Select each line where the word "Answer" appears.
◇ ◇ ◇
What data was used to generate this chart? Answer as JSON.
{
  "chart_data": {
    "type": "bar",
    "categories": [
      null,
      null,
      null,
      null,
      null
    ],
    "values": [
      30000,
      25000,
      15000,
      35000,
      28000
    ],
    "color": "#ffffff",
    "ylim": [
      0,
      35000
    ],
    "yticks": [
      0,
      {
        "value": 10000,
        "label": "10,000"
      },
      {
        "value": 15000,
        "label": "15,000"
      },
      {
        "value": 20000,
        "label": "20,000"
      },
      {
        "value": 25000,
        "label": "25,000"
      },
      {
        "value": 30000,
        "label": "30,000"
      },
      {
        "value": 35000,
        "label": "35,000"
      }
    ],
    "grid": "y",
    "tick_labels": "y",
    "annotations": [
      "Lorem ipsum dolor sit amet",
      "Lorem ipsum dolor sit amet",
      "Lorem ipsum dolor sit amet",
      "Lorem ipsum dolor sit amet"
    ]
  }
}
◇ ◇ ◇
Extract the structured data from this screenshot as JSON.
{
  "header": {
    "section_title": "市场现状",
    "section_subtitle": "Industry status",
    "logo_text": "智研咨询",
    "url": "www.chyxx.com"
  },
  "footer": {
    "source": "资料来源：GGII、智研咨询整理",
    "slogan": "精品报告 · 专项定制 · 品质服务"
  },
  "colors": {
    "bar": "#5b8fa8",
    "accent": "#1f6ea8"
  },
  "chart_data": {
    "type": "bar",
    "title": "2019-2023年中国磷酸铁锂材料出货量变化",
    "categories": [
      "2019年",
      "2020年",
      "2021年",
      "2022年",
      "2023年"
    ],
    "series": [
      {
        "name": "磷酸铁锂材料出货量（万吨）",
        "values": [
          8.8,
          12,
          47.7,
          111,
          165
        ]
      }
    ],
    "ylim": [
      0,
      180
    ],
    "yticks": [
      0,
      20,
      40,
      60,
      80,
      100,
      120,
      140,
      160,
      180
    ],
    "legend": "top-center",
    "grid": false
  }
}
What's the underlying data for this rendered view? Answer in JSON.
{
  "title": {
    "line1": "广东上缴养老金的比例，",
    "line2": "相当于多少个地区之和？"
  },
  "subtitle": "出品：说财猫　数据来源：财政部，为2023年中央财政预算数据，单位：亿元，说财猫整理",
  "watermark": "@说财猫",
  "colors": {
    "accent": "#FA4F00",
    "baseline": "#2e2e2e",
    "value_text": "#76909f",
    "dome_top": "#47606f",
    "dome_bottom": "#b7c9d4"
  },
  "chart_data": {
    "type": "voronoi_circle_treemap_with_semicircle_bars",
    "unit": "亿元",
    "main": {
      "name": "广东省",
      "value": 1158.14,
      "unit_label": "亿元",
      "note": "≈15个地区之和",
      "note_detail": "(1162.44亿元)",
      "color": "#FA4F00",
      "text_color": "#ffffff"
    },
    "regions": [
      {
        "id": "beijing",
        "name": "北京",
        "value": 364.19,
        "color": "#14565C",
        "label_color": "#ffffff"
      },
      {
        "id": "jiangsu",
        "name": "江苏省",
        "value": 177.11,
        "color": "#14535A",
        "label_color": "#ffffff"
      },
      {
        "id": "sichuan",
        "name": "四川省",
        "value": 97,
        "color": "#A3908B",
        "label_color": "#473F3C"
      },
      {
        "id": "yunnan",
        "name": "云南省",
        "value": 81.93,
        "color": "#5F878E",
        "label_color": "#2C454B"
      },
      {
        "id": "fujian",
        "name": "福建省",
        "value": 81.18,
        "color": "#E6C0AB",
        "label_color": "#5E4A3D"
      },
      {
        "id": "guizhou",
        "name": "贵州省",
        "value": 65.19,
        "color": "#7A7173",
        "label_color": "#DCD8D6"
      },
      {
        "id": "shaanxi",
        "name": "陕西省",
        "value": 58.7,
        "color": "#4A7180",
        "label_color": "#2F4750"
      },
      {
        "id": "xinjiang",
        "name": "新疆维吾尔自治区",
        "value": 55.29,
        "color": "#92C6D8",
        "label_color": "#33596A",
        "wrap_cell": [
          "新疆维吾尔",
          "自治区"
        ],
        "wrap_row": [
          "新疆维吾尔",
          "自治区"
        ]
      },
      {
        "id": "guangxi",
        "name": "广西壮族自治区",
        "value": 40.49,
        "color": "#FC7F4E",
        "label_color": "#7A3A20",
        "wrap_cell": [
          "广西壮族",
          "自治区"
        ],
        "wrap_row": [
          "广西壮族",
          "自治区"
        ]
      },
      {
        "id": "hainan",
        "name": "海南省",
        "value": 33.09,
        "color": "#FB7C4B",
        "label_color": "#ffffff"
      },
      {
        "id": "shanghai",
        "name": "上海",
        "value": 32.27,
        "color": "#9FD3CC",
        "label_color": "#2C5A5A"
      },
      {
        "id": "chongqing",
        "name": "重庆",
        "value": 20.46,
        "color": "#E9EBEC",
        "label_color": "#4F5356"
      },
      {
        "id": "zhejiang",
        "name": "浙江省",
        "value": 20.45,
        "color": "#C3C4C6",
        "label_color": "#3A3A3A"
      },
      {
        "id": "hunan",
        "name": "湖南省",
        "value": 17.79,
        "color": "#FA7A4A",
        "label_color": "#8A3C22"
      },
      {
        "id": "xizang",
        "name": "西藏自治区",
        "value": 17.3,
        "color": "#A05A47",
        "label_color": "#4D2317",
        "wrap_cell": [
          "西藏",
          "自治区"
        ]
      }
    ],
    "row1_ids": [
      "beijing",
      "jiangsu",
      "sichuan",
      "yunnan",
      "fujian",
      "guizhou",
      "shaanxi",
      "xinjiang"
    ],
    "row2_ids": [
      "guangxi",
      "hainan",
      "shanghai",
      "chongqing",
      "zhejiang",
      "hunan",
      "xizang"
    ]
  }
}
◇ ◇ ◇
» RESPONSE TO THE EXERCISE
What data was used to generate this chart? Answer as JSON.
What's the underlying data for this rendered view? Answer in JSON.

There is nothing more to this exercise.